Do this -
List each line of the data that holds the string "theory", please.

Extracts from a graphics dataset:
──────────

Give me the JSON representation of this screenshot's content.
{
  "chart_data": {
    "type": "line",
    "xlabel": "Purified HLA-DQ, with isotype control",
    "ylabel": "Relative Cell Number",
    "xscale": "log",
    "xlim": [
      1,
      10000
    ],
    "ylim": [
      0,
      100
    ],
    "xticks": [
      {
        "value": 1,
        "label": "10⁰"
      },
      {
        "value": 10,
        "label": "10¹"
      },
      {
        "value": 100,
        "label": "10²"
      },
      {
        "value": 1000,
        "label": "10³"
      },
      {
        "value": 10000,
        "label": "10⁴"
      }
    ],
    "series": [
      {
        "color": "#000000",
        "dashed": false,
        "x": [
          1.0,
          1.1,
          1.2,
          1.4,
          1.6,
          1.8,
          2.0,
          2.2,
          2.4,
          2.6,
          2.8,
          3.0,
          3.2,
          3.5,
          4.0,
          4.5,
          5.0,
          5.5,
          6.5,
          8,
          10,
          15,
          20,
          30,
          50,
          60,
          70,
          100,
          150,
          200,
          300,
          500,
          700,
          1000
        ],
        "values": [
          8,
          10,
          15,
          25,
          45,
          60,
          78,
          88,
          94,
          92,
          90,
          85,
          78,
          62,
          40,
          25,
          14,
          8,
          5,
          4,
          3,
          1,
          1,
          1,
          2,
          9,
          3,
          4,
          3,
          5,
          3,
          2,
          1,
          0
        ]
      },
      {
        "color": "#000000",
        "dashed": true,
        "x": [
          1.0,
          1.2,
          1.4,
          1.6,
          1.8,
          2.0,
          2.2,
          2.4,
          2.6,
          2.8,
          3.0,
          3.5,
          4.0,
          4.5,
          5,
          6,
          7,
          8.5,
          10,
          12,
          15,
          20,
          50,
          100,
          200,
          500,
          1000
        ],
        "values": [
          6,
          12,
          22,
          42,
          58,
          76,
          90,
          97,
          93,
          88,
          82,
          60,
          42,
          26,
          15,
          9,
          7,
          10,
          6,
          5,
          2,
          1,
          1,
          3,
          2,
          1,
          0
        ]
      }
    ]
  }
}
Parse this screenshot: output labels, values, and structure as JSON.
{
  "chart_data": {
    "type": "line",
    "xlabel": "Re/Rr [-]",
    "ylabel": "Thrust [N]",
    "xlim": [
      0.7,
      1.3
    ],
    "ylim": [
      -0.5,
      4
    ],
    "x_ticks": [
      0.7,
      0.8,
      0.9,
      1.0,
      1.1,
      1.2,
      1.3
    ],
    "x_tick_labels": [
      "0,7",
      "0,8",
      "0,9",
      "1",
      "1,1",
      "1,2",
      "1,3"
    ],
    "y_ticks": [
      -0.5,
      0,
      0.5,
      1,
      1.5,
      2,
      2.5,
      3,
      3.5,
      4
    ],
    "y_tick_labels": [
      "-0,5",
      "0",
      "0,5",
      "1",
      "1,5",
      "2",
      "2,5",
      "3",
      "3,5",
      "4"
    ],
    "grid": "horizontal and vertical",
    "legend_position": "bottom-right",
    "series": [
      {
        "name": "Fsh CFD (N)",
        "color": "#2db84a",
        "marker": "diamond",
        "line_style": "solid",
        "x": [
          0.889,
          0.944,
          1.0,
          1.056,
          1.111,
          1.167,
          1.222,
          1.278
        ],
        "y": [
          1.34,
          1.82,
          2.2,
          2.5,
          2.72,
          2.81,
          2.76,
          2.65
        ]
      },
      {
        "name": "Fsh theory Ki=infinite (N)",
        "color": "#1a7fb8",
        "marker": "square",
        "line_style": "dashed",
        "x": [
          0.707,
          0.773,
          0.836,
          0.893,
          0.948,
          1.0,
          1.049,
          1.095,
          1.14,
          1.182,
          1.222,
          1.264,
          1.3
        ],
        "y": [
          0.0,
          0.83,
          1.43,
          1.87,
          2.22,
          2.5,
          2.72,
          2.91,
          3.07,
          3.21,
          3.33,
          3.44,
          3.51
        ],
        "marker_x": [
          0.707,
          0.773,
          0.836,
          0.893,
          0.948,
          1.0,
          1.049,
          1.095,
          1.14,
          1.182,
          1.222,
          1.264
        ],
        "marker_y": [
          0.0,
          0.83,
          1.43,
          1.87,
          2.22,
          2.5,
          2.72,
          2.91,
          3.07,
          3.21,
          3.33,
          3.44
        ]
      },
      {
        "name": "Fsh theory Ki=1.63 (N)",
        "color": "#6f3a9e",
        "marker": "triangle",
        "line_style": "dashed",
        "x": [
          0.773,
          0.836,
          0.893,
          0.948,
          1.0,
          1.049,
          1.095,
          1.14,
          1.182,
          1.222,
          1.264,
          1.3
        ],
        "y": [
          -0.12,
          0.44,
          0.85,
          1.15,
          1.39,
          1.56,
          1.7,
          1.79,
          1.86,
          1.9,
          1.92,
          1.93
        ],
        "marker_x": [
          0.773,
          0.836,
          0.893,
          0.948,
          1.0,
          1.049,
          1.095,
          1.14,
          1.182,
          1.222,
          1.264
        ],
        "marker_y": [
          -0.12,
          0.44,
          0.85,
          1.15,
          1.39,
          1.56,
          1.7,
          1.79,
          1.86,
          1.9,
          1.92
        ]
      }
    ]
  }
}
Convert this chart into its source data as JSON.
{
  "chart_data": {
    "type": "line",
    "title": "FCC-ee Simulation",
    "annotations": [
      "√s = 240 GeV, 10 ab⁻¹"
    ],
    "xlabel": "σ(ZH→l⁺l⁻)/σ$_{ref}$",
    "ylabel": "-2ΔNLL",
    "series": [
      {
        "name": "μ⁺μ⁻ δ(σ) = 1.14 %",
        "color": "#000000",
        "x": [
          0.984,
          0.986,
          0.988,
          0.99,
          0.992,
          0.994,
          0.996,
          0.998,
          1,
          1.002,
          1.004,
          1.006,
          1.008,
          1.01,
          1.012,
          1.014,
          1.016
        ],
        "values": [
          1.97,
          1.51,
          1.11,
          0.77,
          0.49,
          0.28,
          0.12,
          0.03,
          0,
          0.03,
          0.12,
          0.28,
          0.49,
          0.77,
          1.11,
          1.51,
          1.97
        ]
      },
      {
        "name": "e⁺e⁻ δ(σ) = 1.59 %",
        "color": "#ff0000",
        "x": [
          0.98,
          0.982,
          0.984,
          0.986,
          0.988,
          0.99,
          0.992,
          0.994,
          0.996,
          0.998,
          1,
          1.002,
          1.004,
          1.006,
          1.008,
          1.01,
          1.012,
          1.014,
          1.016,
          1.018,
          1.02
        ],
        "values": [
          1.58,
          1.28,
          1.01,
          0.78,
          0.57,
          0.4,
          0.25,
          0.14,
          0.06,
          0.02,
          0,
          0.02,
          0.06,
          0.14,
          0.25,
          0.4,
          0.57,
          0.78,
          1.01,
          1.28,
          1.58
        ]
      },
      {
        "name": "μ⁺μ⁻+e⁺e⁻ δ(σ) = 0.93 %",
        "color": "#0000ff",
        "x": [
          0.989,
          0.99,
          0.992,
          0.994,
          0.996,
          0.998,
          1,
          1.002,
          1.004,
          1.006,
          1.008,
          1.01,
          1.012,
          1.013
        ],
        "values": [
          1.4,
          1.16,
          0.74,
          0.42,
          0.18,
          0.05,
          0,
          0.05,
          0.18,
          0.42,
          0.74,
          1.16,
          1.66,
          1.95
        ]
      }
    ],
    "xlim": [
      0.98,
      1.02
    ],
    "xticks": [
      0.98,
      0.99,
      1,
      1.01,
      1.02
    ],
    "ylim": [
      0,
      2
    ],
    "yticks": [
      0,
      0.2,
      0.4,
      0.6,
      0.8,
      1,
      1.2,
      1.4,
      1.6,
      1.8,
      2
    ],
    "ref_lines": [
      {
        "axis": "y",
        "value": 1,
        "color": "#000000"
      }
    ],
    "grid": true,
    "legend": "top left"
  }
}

──────────

In response -
        "name": "Fsh theory Ki=infinite (N)",
        "name": "Fsh theory Ki=1.63 (N)",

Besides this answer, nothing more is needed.